Directives =>
a. According to the text on Rainbow Creek, in what year did the SRWSC construct a weir across the river downstream of the bridge?
b. Transcribe the passage of the Rainbow Creek text starting with "By the late" and going on through "take further action.".

Page =>
☆ ☆ ☆ ☆ ☆
Independent State of Rainbow Creek
|Independent State of Rainbow Creek
Motto: "Justice Always"
Anthem: God Save the Queen
|Government||Autonomous British Colony|
|23 July 1979|
|Currency||Rainbow Creek Dollar|
It was founded as a result of a long-running compensation dispute between a group of Victorian farmers in the town of Cowwarr, and an agency of the Victorian state government, the State Rivers and Water Supply Commission (SRWSC), and was intended as a way of publicising their cause to the wider community.
Cowwarr is located on the Thomson River in the Victorian Alps. It is sited downstream of heavily forested country, and during the winter flood season infrastructure in the area is often subject to damage by the large volume of bushland debris washed downstream.
A road bridge built over the Thomson River at Cowwarr in the late 1930s proved to be sited too close to the annual flood high-water mark, so when that structure proved an impediment to the flow of debris during a particularly violent flood in 1952, the river simply carved a new course for itself around the edge of the bridge. This "breakaway" - later named Rainbow Creek - passed through a number of privately owned farming properties. Remedial action proved ineffective, and the creek was enlarged by subsequent flooding to the size of several football fields - at the expense of the affected farmers’ lands.
Deciding to make the best of a bad situation the farmers began using water from the creek to irrigate their properties, however local and state authorities responded by serving them with levies for water use. Those affected had to pay one set of levies to the local council for land which was now underwater, because their title deeds did not show the existence of the creek, a second levy to the SRWSC for using creek waters for irrigation purposes, and a third levy to the Thomson River Improvement Trust which was supposed to prevent further erosion by the creek - which nonetheless continued to grow inexorably with each new flood. The SRWSC then constructed a weir across the river downstream of the bridge in 1954, which had the effect of funnelling even higher volumes of floodwater directly into Rainbow Creek.
By the late 1970s the creek was 8 metres (26 feet) deep and over 50 metres (164 feet) wide, and farmers had to privately fund the construction of bridges to cross from one part of their properties to the other. These were all washed away, along with crops, stock, and equipment by particularly severe flooding in 1978. The farmers of Cowwarr had long blamed government incompetence over nearly three decades for their woes, but when they were denied the right to claim compensation for loss of land, productivity and private infrastructure in 1978 they decided to take further action.
☆ ☆ ☆ ☆ ☆
Entries provided =>
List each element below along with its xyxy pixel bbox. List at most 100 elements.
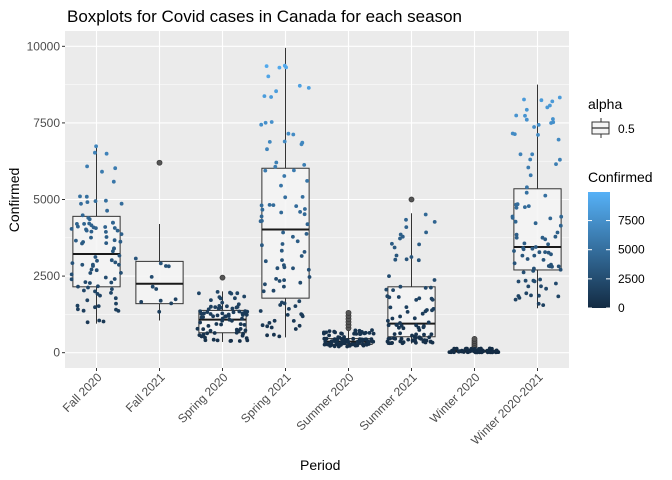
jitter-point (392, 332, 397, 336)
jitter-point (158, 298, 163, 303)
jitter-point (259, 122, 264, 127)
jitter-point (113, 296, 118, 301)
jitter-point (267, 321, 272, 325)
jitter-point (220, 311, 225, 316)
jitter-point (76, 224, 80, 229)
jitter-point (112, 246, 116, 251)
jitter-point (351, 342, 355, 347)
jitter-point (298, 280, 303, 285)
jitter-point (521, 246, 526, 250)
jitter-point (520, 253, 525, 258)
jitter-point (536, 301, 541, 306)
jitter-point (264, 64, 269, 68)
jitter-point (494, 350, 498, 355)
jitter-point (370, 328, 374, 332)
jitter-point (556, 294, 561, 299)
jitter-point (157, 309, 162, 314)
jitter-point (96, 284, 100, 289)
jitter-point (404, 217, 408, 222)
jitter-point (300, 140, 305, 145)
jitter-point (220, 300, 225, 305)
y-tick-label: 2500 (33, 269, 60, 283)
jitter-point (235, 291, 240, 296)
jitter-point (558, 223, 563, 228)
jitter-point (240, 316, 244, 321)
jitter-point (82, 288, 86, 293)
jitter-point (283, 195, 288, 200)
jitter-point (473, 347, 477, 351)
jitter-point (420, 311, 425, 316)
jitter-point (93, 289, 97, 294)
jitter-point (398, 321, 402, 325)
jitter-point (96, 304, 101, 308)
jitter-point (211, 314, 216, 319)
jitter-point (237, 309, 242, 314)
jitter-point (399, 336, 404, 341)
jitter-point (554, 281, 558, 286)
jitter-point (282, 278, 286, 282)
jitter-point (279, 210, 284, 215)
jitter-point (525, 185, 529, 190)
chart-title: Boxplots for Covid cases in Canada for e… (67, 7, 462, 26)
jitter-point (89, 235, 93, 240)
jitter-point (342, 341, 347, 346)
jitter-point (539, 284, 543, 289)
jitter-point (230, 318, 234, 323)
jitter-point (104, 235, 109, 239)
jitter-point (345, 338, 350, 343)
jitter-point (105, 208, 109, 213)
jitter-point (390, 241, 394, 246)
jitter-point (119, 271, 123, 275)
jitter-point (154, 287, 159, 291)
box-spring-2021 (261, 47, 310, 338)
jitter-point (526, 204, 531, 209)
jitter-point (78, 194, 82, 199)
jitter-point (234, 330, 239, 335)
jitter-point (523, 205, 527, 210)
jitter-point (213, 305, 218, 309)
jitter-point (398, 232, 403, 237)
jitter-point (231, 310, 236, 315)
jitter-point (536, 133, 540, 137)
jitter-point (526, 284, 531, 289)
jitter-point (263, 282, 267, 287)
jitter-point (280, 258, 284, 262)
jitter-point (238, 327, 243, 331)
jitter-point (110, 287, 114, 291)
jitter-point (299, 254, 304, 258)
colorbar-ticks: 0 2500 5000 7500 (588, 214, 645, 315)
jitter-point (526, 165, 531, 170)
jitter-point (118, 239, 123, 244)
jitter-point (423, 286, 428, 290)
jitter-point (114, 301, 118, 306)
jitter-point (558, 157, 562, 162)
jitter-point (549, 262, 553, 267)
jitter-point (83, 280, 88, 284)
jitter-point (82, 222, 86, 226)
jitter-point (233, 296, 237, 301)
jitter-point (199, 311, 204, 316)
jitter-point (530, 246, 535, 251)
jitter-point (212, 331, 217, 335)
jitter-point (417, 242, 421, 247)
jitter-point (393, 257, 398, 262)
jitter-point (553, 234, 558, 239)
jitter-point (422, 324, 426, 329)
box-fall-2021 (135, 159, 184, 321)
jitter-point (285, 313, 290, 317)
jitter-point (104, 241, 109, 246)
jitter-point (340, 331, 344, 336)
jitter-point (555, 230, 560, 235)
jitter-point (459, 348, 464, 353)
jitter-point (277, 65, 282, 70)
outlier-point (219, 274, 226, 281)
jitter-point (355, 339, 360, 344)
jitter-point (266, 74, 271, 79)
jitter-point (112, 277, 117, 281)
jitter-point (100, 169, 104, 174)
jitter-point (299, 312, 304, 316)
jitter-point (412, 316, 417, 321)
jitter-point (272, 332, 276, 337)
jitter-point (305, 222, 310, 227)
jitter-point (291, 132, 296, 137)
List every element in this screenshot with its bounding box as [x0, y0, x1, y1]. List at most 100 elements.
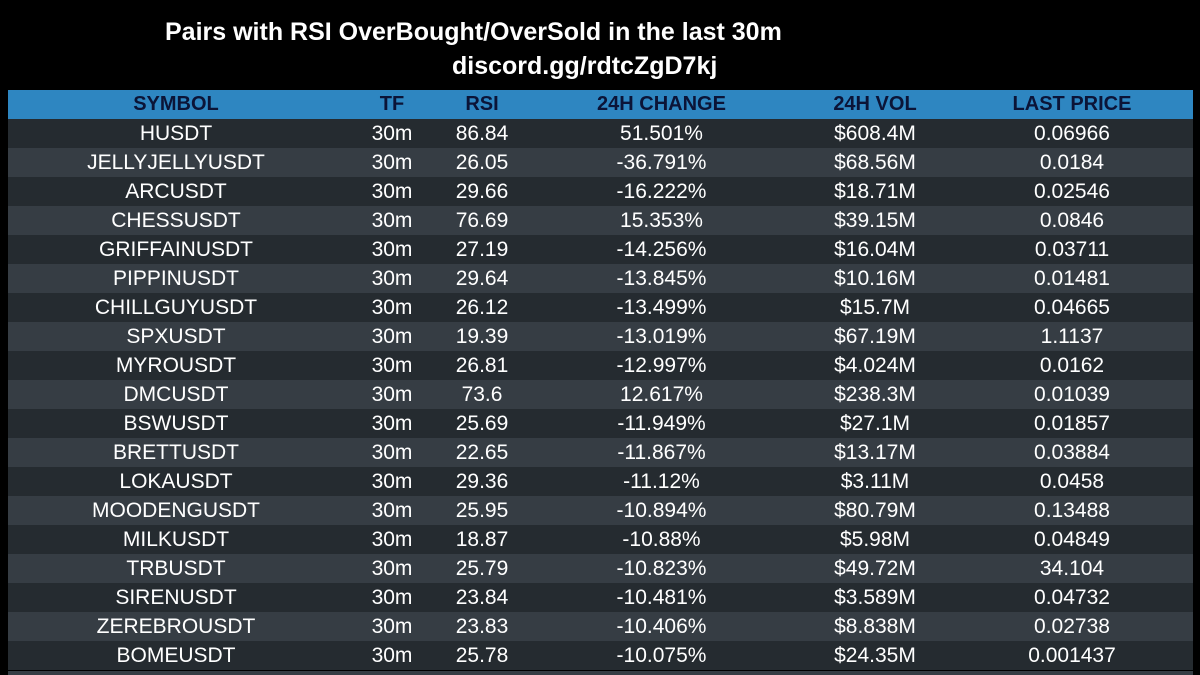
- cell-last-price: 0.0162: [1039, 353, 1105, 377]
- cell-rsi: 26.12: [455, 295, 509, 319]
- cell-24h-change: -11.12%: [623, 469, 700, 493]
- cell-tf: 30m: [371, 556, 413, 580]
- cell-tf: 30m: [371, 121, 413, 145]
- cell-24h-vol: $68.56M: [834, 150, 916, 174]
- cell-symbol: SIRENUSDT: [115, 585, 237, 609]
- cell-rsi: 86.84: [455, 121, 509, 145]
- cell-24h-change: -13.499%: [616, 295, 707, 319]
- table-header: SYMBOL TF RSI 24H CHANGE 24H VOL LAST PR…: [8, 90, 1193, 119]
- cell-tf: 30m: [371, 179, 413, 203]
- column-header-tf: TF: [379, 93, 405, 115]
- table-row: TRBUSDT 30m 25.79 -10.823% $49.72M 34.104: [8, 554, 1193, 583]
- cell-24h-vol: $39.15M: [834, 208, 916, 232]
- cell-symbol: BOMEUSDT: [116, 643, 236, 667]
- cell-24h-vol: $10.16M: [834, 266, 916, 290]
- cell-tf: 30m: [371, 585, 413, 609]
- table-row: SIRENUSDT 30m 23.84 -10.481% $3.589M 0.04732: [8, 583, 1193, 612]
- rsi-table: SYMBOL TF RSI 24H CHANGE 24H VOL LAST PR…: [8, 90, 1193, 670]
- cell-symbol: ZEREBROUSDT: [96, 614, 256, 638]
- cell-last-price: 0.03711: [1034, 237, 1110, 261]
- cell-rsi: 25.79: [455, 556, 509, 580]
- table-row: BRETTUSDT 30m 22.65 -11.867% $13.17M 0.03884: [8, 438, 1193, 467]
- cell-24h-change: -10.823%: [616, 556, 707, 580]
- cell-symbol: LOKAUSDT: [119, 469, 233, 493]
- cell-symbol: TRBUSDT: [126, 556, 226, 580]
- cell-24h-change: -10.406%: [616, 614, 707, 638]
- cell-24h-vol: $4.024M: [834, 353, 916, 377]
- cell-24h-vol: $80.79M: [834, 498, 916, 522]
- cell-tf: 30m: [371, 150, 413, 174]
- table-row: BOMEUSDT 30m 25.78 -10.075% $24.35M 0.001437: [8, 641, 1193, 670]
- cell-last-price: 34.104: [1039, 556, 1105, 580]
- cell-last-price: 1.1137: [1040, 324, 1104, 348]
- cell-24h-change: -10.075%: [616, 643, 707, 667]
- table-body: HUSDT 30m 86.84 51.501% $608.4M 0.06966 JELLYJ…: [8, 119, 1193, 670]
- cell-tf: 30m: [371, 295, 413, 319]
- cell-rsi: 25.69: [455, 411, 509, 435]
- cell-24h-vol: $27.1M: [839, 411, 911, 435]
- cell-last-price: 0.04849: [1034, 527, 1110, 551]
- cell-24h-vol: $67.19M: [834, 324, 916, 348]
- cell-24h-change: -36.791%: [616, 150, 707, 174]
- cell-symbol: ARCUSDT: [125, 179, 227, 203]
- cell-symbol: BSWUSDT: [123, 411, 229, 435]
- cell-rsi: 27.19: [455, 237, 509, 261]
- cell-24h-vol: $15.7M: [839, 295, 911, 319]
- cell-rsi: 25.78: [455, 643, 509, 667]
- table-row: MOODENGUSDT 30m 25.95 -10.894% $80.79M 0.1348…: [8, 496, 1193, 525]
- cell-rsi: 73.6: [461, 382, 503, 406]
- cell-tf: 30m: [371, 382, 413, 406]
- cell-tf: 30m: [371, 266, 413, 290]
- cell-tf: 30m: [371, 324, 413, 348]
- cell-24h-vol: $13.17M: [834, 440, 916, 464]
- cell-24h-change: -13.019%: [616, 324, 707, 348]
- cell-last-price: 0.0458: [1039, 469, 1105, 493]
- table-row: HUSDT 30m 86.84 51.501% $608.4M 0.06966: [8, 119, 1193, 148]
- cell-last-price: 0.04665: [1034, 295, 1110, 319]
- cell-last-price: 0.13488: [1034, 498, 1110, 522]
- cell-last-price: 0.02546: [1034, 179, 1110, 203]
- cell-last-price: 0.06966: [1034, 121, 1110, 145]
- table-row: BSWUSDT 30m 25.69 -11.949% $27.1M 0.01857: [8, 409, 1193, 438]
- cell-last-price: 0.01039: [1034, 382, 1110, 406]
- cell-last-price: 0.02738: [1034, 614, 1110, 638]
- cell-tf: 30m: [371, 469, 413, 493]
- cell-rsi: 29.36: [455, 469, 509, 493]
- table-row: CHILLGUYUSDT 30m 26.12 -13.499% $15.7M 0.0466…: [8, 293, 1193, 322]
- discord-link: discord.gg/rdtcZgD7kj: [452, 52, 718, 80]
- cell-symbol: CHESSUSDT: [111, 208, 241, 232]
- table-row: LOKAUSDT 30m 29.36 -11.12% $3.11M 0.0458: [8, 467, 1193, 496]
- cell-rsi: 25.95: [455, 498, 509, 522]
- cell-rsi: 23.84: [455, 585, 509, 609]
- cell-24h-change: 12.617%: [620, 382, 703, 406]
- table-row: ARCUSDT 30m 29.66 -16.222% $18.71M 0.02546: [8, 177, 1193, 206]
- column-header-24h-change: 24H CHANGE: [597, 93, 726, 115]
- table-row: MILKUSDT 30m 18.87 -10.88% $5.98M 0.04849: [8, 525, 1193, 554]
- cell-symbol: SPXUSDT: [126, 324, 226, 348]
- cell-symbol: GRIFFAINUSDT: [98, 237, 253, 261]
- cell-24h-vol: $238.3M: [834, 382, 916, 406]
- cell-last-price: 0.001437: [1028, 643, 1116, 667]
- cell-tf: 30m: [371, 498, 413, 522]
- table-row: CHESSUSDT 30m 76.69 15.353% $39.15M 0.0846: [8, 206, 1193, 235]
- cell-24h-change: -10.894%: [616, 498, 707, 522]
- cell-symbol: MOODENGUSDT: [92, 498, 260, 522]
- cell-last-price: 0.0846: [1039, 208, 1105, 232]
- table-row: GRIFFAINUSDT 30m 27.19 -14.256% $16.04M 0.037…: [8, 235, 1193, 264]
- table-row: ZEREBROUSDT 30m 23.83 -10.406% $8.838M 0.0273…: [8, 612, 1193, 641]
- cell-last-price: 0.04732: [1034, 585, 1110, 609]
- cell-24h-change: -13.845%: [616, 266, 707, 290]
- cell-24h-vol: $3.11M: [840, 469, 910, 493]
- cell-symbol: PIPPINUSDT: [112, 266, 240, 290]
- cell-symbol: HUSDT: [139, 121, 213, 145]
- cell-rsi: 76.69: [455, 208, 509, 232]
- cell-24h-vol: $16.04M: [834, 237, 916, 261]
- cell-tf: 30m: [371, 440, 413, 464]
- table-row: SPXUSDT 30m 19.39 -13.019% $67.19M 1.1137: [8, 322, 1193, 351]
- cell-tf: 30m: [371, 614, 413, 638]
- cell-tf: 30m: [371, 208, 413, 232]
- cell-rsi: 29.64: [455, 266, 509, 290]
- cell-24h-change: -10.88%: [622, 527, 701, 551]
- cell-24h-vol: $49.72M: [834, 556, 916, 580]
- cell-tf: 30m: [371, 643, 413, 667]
☆ ☆ ☆ ☆ ☆
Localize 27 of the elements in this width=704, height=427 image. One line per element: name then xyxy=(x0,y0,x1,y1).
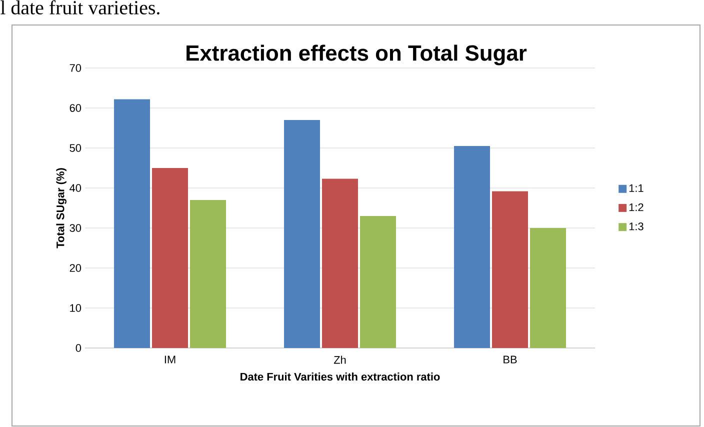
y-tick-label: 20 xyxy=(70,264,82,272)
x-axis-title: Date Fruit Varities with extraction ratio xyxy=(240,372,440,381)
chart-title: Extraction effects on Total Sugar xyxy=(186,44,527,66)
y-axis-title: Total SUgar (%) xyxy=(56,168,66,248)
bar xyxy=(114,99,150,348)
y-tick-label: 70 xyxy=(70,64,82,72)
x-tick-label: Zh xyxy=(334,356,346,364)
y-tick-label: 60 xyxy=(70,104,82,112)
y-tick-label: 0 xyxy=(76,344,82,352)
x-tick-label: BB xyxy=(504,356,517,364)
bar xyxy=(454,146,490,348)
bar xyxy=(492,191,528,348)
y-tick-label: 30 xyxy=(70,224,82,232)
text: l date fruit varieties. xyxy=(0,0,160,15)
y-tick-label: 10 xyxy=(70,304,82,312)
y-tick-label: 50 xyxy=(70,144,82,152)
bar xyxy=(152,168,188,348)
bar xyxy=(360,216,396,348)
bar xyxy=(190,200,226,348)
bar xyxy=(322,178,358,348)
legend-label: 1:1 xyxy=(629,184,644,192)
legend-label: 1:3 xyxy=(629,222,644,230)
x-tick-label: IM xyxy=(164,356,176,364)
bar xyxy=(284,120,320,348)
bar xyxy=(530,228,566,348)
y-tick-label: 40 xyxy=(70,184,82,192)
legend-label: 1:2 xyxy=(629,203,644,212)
☆ ☆ ☆ ☆ ☆
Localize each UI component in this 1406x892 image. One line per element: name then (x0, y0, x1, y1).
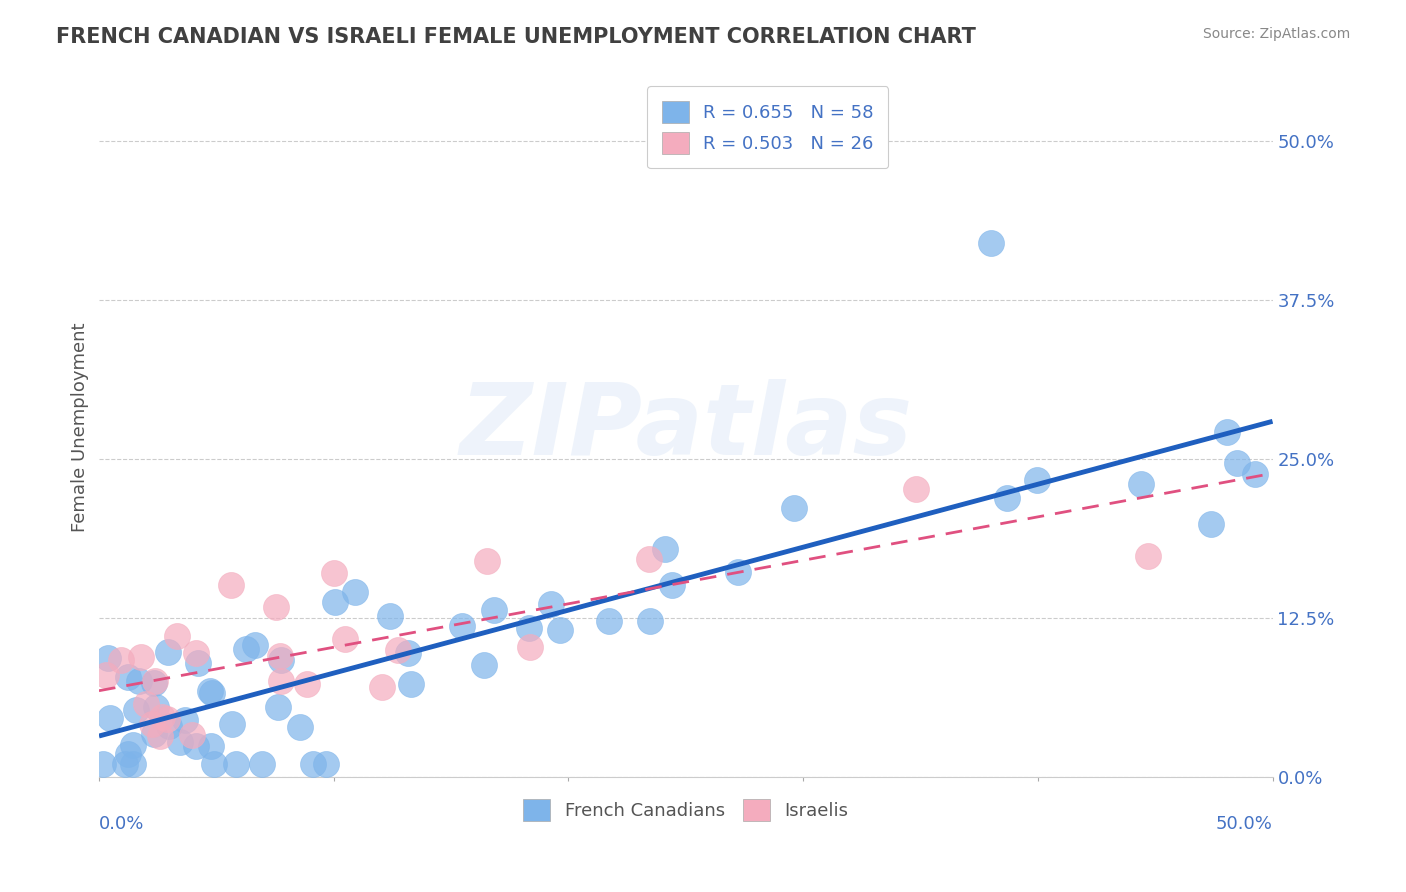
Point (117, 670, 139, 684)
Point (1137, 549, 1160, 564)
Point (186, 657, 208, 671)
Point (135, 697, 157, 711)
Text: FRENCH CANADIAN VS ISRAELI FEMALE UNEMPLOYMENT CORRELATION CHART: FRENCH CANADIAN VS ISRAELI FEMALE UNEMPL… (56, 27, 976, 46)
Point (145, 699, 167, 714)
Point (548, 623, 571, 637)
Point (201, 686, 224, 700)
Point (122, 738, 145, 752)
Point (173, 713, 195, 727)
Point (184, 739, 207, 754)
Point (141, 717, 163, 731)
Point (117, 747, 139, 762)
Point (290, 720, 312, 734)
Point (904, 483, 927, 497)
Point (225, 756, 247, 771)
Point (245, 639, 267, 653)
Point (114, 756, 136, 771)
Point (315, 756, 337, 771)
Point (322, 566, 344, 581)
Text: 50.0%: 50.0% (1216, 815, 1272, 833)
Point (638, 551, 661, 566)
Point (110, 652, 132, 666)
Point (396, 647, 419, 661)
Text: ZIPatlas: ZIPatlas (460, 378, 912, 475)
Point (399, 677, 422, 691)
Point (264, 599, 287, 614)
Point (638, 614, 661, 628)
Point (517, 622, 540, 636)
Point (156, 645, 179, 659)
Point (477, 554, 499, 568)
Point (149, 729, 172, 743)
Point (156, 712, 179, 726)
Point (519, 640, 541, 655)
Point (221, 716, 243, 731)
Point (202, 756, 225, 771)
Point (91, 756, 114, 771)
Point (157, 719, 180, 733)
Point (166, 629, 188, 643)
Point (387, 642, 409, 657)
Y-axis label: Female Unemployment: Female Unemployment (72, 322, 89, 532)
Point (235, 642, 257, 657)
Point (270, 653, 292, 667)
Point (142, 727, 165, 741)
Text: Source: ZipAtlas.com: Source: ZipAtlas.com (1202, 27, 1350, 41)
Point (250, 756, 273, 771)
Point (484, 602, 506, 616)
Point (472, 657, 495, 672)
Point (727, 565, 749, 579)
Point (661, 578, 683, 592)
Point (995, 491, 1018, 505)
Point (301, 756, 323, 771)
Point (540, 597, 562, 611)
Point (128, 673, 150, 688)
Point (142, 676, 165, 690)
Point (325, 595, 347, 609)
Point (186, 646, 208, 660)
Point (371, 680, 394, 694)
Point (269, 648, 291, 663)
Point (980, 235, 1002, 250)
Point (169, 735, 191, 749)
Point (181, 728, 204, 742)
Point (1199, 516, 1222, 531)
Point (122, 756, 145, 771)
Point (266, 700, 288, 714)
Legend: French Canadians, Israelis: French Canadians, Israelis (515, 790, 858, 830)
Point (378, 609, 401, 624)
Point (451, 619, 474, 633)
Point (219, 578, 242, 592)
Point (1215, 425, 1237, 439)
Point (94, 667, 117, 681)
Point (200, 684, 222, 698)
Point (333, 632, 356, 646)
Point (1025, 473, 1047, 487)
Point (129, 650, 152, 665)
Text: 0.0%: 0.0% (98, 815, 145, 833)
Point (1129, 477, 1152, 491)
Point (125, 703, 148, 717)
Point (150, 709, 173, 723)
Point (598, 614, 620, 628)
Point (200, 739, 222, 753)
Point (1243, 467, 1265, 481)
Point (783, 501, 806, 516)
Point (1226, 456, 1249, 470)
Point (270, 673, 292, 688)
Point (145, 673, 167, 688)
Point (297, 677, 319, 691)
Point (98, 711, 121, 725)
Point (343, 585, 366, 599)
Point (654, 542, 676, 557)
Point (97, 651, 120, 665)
☆ ☆ ☆ ☆ ☆
Responses for each task =>
a. 1954

b.
By the late 1970s the creek was 8 metres (26 feet) deep and over 50 metres (164 feet) wide, and farmers had to privately fund the construction of bridges to cross from one part of their properties to the other. These were all washed away, along with crops, stock, and equipment by particularly severe flooding in 1978. The farmers of Cowwarr had long blamed government incompetence over nearly three decades for their woes, but when they were denied the right to claim compensation for loss of land, productivity and private infrastructure in 1978 they decided to take further action.